Stated goal:
Output exactly, please, the lines of the records below from the one containing "Read all visible content and emit it as JSON." through the final line.

-- Begin Excerpted data --

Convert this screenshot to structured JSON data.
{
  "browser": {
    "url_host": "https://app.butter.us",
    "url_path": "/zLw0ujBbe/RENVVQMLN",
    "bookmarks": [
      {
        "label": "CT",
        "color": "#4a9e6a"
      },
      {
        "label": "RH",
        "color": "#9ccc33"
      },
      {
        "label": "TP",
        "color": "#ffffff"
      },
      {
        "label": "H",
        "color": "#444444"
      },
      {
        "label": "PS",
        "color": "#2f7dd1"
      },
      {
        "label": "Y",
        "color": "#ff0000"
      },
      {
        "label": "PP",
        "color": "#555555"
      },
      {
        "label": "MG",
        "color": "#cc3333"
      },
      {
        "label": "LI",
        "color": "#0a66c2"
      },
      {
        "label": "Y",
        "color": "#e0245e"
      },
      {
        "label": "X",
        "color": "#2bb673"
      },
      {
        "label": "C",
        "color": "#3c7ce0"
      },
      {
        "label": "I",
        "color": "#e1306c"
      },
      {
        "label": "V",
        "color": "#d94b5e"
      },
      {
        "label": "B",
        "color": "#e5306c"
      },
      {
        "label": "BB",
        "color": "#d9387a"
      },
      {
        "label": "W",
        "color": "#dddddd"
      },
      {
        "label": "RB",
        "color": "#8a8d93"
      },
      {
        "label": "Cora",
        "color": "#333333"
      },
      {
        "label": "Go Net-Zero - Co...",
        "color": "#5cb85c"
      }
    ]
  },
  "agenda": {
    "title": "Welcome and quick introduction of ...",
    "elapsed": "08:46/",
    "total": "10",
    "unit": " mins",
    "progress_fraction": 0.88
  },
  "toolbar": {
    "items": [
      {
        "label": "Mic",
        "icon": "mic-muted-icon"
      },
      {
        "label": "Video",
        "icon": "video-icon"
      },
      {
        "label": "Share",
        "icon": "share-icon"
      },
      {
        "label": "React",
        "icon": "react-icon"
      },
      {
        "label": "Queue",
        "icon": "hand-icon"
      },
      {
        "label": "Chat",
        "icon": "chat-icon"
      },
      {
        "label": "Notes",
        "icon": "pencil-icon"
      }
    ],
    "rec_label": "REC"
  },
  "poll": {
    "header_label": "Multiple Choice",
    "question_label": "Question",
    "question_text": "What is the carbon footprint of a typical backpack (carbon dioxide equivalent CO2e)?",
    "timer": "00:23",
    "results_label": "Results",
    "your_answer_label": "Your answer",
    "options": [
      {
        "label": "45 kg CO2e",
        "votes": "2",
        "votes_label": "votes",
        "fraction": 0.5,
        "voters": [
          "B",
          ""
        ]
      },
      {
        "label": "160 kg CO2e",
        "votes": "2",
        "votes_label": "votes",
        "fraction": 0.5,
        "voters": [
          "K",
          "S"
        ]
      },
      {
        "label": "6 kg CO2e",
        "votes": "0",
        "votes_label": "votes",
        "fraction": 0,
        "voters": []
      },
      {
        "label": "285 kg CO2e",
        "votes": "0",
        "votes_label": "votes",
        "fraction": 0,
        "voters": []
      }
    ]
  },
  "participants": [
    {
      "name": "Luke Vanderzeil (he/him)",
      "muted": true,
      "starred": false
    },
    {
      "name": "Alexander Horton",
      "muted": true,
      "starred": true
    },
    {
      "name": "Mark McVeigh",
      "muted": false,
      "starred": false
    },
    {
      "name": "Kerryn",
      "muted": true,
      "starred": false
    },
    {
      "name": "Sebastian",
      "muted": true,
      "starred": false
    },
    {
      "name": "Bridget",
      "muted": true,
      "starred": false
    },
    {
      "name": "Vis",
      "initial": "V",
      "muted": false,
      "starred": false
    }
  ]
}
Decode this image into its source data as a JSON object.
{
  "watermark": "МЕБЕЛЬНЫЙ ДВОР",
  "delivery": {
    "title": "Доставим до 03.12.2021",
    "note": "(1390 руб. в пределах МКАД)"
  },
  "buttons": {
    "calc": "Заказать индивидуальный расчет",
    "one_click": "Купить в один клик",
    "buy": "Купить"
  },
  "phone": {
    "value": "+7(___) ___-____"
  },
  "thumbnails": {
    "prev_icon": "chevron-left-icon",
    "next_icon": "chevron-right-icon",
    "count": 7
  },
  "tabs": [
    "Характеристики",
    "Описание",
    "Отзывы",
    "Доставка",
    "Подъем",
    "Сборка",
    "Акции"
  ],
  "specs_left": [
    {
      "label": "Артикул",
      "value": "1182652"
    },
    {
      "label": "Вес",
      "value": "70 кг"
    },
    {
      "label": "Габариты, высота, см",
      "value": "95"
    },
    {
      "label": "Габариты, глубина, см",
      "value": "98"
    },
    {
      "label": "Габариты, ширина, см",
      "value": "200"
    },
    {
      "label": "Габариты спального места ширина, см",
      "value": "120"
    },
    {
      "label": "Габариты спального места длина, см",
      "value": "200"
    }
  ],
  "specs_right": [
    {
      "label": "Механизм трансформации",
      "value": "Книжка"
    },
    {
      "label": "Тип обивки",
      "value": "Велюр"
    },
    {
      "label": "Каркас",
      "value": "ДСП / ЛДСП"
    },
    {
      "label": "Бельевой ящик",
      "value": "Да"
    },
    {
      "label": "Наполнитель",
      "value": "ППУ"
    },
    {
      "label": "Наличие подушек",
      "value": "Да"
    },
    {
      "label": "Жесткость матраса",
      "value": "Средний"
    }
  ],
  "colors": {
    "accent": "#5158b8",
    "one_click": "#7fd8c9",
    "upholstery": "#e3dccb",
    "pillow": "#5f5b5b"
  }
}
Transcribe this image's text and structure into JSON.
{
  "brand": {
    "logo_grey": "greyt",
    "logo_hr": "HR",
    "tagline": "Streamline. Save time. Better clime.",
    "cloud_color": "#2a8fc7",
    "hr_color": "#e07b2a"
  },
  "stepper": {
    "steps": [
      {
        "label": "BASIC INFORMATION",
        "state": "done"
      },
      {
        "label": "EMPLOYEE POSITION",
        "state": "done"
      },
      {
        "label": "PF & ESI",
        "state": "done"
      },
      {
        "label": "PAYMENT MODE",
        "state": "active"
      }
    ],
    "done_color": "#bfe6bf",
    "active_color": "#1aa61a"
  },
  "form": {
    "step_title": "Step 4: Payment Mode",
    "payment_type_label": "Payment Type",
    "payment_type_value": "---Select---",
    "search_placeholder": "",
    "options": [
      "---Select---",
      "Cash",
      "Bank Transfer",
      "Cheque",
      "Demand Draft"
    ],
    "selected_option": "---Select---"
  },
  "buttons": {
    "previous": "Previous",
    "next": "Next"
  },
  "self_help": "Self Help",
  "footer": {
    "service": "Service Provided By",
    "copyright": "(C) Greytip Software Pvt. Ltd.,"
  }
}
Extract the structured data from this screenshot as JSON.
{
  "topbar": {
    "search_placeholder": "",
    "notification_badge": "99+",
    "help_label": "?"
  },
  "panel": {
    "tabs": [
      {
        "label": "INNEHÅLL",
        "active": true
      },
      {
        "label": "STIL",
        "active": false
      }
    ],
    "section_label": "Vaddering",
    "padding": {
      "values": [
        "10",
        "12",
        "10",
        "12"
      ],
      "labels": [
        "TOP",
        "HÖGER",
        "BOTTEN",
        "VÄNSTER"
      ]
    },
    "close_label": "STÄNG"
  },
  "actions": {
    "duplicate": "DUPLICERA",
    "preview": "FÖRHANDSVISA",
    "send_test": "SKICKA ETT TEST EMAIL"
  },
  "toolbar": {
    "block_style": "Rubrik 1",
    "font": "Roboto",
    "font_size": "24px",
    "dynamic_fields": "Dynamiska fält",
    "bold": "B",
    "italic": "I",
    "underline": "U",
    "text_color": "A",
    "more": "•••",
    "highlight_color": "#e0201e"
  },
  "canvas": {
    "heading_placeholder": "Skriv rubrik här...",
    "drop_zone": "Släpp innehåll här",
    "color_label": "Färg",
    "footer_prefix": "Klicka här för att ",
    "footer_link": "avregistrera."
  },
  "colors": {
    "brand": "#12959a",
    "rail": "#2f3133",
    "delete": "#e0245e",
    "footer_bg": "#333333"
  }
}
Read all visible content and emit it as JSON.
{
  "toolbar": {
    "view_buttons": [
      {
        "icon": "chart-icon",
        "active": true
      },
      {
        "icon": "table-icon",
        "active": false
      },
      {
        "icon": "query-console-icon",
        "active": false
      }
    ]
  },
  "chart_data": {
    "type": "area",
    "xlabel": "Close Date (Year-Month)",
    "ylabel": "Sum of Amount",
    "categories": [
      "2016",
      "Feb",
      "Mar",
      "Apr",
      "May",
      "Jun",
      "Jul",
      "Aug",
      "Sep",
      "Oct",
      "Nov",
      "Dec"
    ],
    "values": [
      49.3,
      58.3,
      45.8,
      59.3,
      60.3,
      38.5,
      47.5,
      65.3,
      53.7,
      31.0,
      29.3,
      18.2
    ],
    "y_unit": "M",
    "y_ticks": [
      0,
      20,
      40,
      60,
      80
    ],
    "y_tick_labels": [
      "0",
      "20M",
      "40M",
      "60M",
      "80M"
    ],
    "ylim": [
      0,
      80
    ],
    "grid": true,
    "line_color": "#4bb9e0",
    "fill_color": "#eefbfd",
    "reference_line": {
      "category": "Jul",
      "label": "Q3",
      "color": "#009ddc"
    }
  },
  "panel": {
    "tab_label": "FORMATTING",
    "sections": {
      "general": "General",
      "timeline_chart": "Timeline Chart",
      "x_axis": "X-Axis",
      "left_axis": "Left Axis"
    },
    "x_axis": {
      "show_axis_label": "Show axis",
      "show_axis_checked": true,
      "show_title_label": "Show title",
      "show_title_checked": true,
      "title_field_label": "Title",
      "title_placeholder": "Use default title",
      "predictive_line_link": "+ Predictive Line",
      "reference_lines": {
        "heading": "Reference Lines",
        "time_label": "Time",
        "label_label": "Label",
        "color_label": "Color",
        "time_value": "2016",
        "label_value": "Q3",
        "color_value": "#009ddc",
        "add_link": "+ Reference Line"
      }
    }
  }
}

-- End Excerpted data --

Written response:
Read all visible content and emit it as JSON.
{
  "toolbar": {
    "view_buttons": [
      {
        "icon": "chart-icon",
        "active": true
      },
      {
        "icon": "table-icon",
        "active": false
      },
      {
        "icon": "query-console-icon",
        "active": false
      }
    ]
  },
  "chart_data": {
    "type": "area",
    "xlabel": "Close Date (Year-Month)",
    "ylabel": "Sum of Amount",
    "categories": [
      "2016",
      "Feb",
      "Mar",
      "Apr",
      "May",
      "Jun",
      "Jul",
      "Aug",
      "Sep",
      "Oct",
      "Nov",
      "Dec"
    ],
    "values": [
      49.3,
      58.3,
      45.8,
      59.3,
      60.3,
      38.5,
      47.5,
      65.3,
      53.7,
      31.0,
      29.3,
      18.2
    ],
    "y_unit": "M",
    "y_ticks": [
      0,
      20,
      40,
      60,
      80
    ],
    "y_tick_labels": [
      "0",
      "20M",
      "40M",
      "60M",
      "80M"
    ],
    "ylim": [
      0,
      80
    ],
    "grid": true,
    "line_color": "#4bb9e0",
    "fill_color": "#eefbfd",
    "reference_line": {
      "category": "Jul",
      "label": "Q3",
      "color": "#009ddc"
    }
  },
  "panel": {
    "tab_label": "FORMATTING",
    "sections": {
      "general": "General",
      "timeline_chart": "Timeline Chart",
      "x_axis": "X-Axis",
      "left_axis": "Left Axis"
    },
    "x_axis": {
      "show_axis_label": "Show axis",
      "show_axis_checked": true,
      "show_title_label": "Show title",
      "show_title_checked": true,
      "title_field_label": "Title",
      "title_placeholder": "Use default title",
      "predictive_line_link": "+ Predictive Line",
      "reference_lines": {
        "heading": "Reference Lines",
        "time_label": "Time",
        "label_label": "Label",
        "color_label": "Color",
        "time_value": "2016",
        "label_value": "Q3",
        "color_value": "#009ddc",
        "add_link": "+ Reference Line"
      }
    }
  }
}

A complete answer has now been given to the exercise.